→ **What to produce**
In the records, from the first line down to the line containing "62, 727, 80]", replace "Ability to edit own cases" with "Ability to edit assigned cases" and reproduce those lines with no other change.

→ **Records shown**
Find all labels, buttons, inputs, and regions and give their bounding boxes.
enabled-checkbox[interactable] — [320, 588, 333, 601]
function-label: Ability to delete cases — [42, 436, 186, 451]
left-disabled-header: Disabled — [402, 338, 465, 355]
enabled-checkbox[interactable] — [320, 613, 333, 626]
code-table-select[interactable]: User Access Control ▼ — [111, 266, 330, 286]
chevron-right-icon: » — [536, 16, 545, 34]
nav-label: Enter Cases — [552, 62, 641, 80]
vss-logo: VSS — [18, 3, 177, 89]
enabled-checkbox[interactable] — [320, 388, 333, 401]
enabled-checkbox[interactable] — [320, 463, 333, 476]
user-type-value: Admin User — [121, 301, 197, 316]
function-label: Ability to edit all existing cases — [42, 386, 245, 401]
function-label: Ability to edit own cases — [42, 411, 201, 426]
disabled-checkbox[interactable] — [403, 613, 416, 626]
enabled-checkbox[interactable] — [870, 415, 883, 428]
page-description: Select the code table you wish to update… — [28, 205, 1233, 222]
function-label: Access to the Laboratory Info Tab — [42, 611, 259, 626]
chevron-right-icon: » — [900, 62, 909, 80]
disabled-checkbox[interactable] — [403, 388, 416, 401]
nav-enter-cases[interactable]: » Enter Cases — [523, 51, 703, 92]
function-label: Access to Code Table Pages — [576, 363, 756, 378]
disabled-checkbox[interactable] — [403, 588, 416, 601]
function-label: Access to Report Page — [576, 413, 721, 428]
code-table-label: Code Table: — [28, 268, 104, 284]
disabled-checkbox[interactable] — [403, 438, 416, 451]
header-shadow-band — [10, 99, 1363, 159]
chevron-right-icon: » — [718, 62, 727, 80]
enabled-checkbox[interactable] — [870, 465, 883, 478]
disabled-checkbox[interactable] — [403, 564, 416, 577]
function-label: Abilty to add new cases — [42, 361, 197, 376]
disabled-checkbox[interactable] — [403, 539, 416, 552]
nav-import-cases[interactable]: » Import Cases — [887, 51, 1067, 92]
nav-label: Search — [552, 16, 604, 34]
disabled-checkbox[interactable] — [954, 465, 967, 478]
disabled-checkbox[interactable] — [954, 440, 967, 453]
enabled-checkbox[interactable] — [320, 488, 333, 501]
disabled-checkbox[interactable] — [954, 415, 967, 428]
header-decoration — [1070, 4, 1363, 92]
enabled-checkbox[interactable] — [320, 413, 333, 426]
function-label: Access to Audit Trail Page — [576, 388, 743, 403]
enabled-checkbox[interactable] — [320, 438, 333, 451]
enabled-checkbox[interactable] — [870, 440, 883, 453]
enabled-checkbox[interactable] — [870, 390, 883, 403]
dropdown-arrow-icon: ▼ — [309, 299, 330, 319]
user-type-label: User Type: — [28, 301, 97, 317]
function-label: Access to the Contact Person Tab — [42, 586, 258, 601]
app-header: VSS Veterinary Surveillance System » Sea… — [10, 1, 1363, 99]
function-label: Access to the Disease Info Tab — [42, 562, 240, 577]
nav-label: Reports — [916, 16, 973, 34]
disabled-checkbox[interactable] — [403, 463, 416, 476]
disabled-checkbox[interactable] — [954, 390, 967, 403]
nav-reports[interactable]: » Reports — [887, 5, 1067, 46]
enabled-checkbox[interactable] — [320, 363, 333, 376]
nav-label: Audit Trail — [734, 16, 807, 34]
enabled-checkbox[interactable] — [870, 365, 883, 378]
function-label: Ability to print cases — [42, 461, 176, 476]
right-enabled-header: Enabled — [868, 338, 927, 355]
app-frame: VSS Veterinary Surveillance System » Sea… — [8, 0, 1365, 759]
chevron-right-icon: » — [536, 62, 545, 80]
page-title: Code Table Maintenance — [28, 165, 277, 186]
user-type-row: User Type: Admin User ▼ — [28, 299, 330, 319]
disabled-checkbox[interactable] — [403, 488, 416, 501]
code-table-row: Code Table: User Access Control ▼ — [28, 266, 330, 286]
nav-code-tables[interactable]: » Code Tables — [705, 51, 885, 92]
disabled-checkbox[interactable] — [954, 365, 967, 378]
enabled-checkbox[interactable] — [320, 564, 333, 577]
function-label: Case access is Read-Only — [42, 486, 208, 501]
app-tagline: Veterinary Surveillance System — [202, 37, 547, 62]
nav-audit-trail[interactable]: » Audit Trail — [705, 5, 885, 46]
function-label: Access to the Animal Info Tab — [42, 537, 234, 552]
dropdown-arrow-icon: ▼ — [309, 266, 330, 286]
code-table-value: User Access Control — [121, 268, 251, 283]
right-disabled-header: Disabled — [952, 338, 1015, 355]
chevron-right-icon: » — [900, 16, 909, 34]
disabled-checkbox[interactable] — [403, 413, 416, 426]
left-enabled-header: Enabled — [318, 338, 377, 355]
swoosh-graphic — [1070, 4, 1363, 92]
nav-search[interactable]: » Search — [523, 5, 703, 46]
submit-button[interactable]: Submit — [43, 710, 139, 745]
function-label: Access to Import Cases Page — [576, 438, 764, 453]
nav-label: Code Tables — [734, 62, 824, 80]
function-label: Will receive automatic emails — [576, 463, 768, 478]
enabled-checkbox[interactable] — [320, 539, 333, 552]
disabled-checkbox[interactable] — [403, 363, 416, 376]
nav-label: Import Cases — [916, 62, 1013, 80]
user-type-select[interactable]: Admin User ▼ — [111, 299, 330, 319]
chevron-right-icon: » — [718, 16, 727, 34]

→ **Response below**
Find all labels, buttons, inputs, and regions and give their bounding boxes.
enabled-checkbox[interactable] — [320, 588, 333, 601]
function-label: Ability to delete cases — [42, 436, 186, 451]
left-disabled-header: Disabled — [402, 338, 465, 355]
enabled-checkbox[interactable] — [320, 613, 333, 626]
code-table-select[interactable]: User Access Control ▼ — [111, 266, 330, 286]
chevron-right-icon: » — [536, 16, 545, 34]
nav-label: Enter Cases — [552, 62, 641, 80]
vss-logo: VSS — [18, 3, 177, 89]
enabled-checkbox[interactable] — [320, 388, 333, 401]
enabled-checkbox[interactable] — [320, 463, 333, 476]
user-type-value: Admin User — [121, 301, 197, 316]
function-label: Ability to edit all existing cases — [42, 386, 245, 401]
function-label: Ability to edit assigned cases — [42, 411, 201, 426]
disabled-checkbox[interactable] — [403, 613, 416, 626]
enabled-checkbox[interactable] — [870, 415, 883, 428]
page-description: Select the code table you wish to update… — [28, 205, 1233, 222]
function-label: Access to the Laboratory Info Tab — [42, 611, 259, 626]
chevron-right-icon: » — [900, 62, 909, 80]
disabled-checkbox[interactable] — [403, 388, 416, 401]
nav-enter-cases[interactable]: » Enter Cases — [523, 51, 703, 92]
function-label: Access to Code Table Pages — [576, 363, 756, 378]
disabled-checkbox[interactable] — [403, 588, 416, 601]
function-label: Access to Report Page — [576, 413, 721, 428]
code-table-label: Code Table: — [28, 268, 104, 284]
disabled-checkbox[interactable] — [403, 438, 416, 451]
header-shadow-band — [10, 99, 1363, 159]
chevron-right-icon: » — [718, 62, 727, 80]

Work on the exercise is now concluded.